- WORK TO BE COMPLETED -
Below are the records. Gather each line that holds "pikaluku".

==============================

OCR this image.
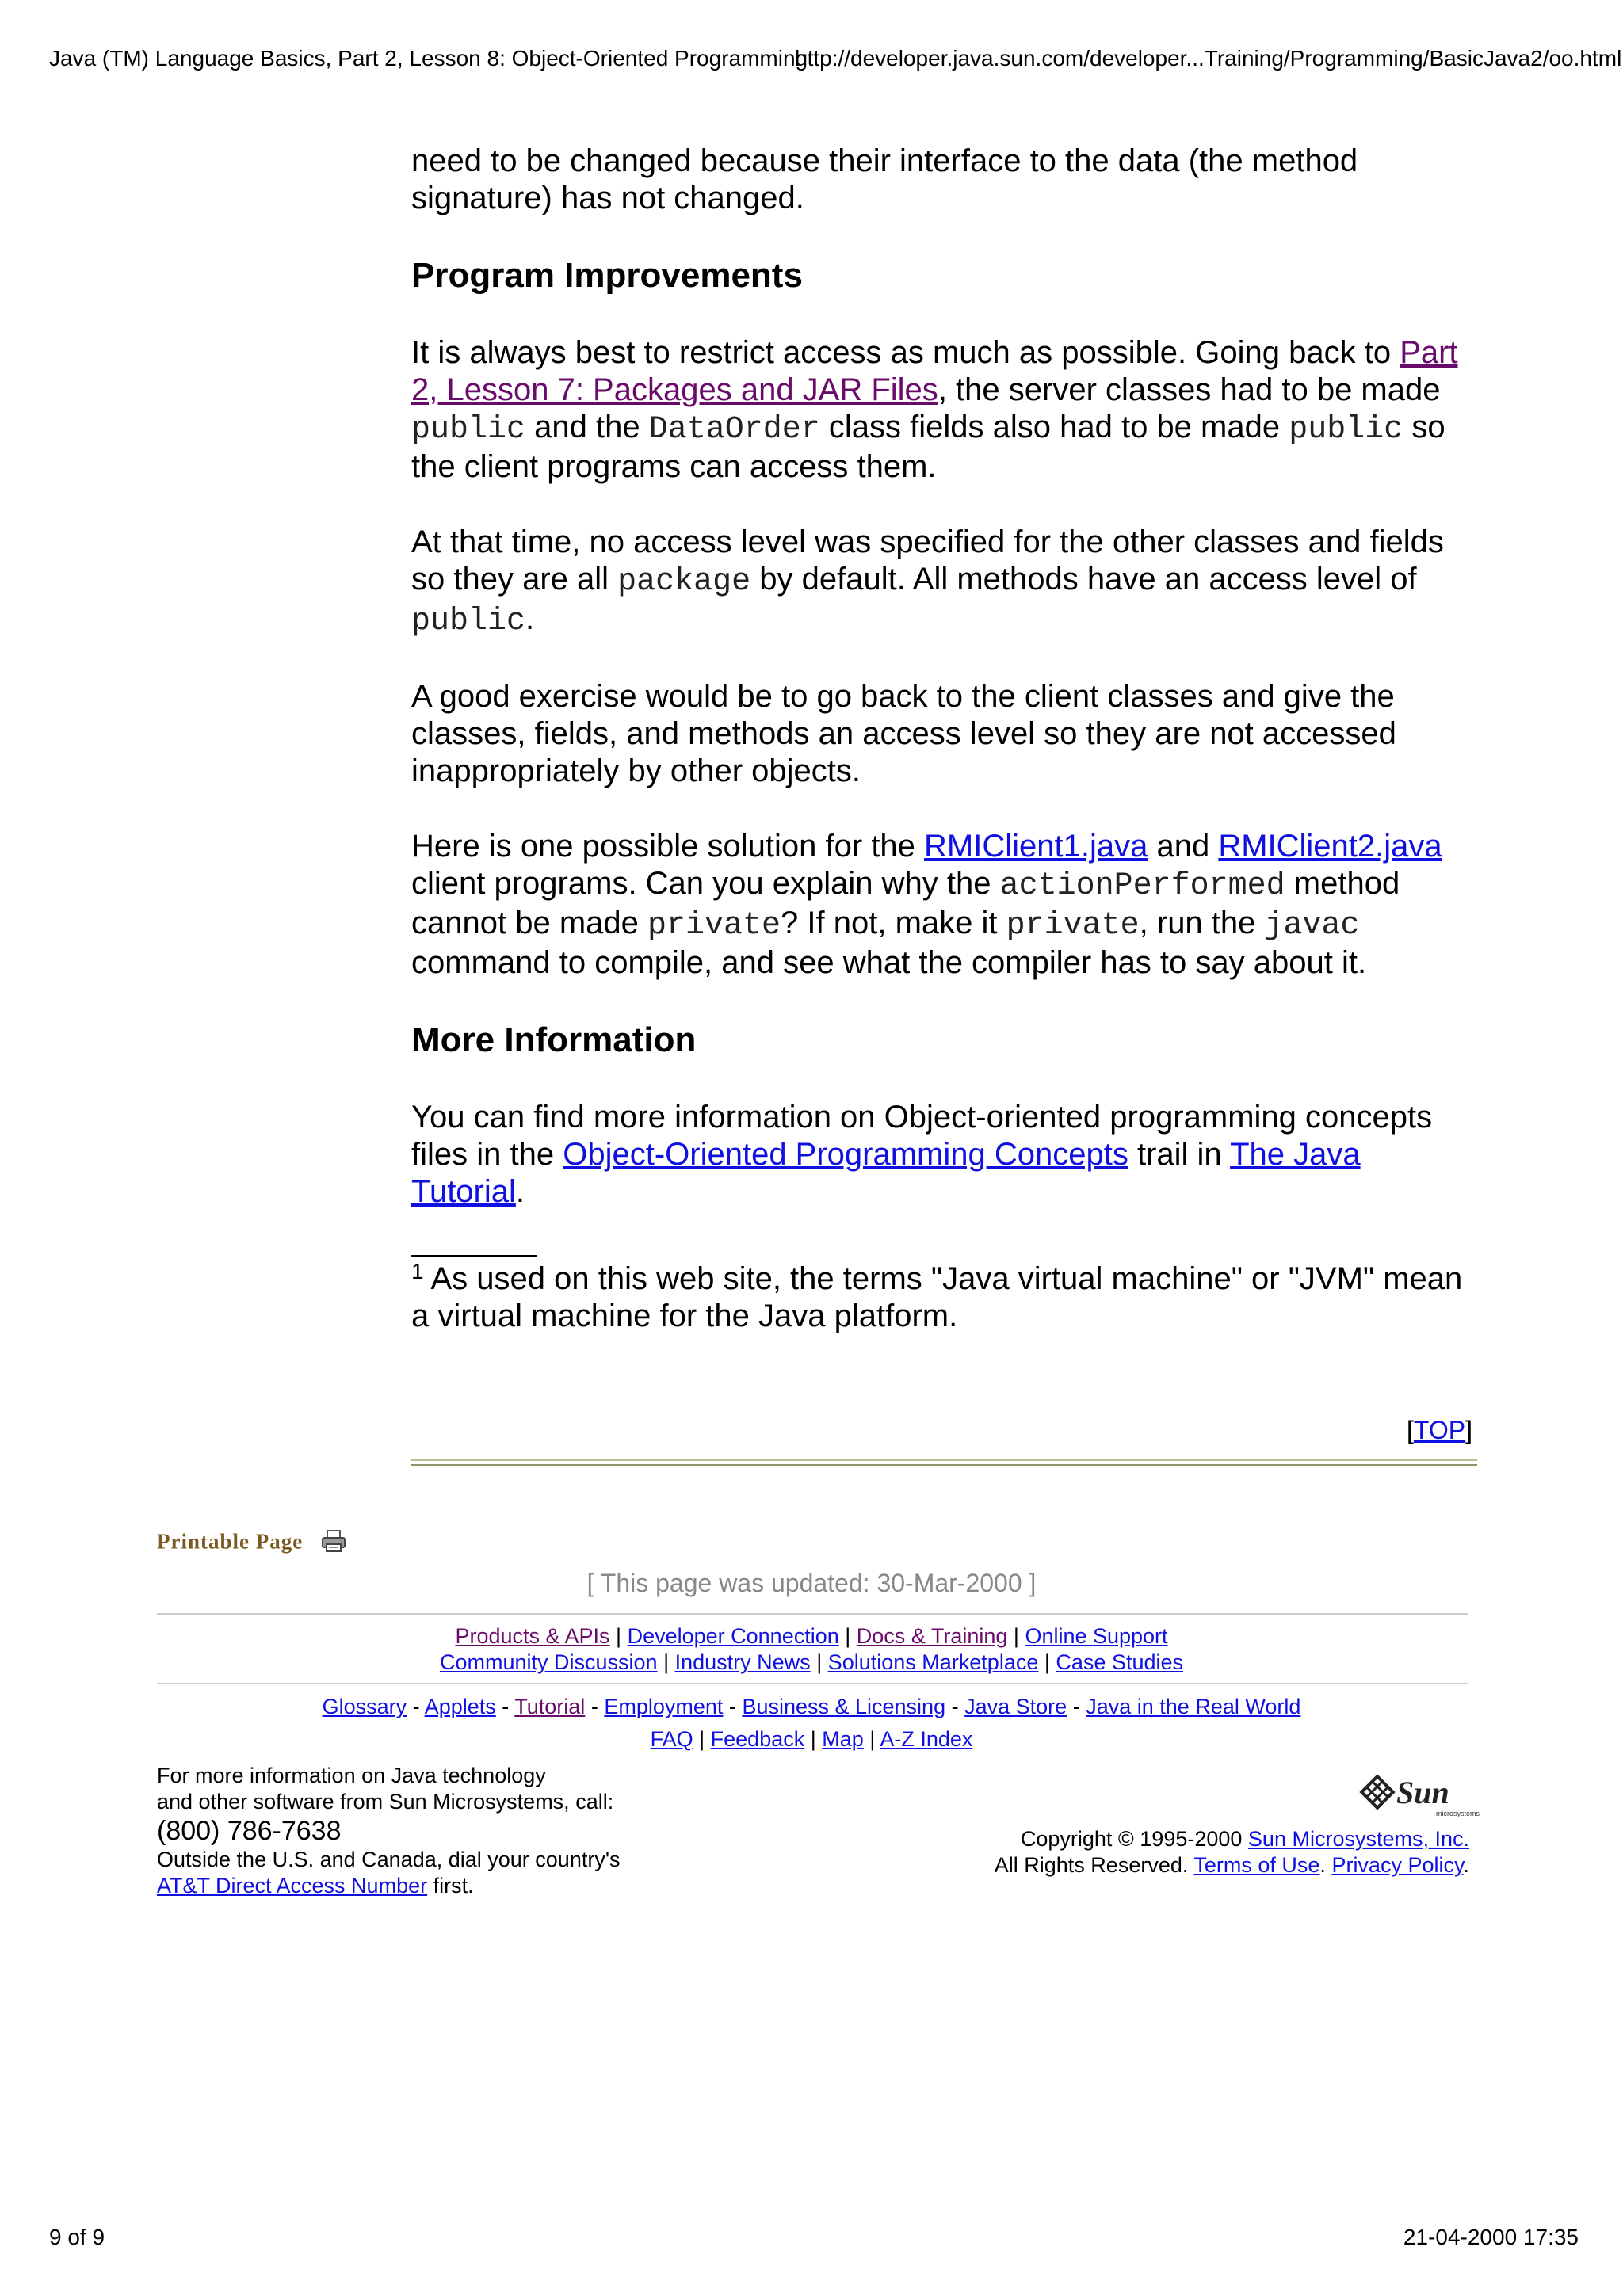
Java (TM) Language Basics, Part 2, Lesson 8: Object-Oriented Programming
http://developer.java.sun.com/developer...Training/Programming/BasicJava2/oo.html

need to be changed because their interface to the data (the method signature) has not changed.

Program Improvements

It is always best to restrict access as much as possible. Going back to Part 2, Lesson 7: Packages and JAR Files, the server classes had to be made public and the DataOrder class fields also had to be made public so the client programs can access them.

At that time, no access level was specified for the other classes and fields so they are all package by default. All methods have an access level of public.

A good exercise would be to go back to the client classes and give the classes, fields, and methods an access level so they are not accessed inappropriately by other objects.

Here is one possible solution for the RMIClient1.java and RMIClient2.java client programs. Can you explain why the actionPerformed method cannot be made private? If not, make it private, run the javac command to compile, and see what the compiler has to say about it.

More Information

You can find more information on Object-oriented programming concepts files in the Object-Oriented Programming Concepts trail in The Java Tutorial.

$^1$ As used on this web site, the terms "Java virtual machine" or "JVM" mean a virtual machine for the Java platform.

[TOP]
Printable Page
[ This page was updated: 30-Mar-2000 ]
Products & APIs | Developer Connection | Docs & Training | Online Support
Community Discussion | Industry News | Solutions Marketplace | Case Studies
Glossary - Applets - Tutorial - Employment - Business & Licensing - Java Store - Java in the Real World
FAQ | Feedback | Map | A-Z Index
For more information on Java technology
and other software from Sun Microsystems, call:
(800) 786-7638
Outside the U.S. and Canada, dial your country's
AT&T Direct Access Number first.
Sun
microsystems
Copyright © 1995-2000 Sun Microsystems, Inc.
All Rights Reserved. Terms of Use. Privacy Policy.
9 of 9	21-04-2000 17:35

==============================

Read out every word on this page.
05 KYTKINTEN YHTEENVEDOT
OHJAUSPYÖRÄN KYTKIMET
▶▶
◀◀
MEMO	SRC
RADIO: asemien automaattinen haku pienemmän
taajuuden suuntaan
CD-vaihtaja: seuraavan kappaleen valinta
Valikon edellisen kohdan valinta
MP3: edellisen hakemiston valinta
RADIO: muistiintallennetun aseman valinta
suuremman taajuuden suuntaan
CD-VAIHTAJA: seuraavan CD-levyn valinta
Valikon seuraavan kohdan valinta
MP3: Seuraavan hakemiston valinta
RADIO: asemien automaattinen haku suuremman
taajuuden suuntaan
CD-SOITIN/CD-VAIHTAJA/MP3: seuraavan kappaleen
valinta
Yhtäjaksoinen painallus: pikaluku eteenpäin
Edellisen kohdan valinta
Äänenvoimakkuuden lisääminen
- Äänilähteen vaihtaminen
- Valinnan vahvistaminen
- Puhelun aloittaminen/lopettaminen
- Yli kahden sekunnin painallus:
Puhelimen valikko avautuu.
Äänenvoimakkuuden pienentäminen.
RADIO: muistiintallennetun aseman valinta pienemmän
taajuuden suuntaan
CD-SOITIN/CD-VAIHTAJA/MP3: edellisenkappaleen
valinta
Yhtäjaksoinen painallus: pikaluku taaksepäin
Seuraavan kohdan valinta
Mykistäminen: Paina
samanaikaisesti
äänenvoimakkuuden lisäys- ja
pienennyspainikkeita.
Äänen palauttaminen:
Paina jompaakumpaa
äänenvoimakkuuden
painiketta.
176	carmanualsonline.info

==============================

- RESPONSE -
Yhtäjaksoinen painallus: pikaluku eteenpäin
Yhtäjaksoinen painallus: pikaluku taaksepäin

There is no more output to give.